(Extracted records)
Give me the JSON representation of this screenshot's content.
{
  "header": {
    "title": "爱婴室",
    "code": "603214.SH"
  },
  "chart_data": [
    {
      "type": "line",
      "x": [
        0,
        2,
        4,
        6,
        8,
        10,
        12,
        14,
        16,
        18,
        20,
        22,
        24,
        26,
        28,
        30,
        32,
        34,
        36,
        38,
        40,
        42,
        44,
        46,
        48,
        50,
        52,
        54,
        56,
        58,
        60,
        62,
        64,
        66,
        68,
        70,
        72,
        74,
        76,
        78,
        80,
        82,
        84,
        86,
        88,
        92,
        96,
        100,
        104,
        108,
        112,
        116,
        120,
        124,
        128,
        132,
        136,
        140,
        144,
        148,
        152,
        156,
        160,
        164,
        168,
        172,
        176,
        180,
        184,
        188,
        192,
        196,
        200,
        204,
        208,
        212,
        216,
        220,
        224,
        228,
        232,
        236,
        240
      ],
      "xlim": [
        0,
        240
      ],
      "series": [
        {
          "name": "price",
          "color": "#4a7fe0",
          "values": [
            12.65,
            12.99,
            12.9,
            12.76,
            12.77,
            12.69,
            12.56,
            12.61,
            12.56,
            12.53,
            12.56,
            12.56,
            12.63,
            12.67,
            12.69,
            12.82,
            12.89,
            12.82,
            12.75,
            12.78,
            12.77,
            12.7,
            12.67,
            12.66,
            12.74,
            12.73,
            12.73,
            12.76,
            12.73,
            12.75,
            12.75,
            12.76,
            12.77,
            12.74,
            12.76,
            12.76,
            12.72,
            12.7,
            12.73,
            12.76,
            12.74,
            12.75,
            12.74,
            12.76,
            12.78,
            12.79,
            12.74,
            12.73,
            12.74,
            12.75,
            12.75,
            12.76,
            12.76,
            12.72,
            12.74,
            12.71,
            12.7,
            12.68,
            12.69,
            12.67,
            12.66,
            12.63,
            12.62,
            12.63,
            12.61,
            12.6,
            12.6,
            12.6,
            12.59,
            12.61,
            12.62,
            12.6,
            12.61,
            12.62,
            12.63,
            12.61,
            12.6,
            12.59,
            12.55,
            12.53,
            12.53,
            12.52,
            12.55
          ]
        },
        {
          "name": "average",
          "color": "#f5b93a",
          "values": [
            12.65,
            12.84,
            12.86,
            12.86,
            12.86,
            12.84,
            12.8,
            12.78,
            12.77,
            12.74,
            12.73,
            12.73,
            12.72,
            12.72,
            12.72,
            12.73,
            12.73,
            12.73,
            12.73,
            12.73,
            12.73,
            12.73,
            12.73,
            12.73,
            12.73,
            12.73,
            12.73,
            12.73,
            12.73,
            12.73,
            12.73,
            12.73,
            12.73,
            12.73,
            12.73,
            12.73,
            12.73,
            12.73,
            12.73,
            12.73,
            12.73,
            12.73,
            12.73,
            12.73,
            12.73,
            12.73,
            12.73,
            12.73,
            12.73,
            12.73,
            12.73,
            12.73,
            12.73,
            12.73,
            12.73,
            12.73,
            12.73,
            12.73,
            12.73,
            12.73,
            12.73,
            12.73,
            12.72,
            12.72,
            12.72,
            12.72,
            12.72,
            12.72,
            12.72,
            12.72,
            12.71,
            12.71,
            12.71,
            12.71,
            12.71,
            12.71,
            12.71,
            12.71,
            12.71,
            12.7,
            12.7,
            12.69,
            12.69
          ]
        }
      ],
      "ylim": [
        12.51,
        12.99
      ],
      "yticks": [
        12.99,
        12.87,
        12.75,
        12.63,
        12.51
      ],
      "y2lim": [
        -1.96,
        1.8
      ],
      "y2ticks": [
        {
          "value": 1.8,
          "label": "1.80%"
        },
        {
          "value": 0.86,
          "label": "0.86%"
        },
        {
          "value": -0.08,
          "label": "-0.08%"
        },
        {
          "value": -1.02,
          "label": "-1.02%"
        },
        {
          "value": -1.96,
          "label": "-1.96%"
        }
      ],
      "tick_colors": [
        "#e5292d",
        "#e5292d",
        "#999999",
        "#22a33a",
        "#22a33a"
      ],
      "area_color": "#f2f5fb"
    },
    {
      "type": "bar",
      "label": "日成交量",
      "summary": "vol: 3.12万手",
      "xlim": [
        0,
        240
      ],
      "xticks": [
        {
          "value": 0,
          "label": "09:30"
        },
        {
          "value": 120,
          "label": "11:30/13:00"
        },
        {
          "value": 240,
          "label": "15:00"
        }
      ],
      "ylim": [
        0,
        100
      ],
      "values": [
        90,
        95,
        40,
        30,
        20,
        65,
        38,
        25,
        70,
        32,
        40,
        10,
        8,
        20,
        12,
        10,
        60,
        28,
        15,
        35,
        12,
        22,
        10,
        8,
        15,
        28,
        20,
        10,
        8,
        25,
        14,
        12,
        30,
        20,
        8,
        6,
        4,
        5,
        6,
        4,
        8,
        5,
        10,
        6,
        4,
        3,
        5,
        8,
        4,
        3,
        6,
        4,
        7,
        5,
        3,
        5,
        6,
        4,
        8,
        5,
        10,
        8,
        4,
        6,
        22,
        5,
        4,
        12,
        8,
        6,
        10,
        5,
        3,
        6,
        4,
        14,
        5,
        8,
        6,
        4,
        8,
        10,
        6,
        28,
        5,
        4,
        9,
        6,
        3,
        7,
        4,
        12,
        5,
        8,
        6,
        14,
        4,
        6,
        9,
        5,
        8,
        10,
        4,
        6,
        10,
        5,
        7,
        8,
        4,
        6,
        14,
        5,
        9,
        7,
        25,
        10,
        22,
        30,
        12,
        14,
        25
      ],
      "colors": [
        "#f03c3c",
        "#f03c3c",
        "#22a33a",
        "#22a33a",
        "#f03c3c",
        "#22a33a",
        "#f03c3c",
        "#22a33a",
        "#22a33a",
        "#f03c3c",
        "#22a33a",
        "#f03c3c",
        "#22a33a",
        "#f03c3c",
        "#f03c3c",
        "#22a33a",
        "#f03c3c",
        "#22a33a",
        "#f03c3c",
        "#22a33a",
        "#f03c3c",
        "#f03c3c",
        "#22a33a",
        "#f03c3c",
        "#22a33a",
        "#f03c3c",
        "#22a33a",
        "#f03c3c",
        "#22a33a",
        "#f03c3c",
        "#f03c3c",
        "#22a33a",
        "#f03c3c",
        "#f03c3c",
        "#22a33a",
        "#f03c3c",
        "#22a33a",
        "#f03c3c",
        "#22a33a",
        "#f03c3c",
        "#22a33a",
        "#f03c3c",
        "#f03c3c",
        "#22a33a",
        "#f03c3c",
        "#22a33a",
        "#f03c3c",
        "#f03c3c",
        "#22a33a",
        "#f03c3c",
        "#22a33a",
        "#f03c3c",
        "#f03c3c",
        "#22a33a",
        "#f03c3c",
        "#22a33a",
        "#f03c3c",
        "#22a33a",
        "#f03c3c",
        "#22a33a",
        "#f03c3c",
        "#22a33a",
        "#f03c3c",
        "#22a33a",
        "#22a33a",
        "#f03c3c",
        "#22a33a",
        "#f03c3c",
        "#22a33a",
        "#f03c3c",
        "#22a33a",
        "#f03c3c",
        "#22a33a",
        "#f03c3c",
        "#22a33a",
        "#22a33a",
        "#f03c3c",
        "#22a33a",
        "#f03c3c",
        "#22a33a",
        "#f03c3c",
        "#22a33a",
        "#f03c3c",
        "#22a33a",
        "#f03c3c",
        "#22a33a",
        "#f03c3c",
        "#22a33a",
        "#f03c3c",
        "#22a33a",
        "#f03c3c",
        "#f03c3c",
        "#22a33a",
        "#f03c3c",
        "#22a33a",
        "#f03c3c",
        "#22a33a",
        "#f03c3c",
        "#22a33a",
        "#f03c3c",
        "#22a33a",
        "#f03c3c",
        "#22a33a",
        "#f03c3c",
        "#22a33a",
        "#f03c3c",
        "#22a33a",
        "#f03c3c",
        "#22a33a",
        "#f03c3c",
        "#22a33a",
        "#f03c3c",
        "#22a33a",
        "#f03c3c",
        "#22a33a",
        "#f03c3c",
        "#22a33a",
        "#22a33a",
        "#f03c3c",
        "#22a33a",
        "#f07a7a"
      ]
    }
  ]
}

▶ TASK DIRECTIONS
Check each line above for "label" and return the ones that have it.

▶ FINAL RESULT
          "label": "1.80%"
          "label": "0.86%"
          "label": "-0.08%"
          "label": "-1.02%"
          "label": "-1.96%"
      "label": "日成交量",
          "label": "09:30"
          "label": "11:30/13:00"
          "label": "15:00"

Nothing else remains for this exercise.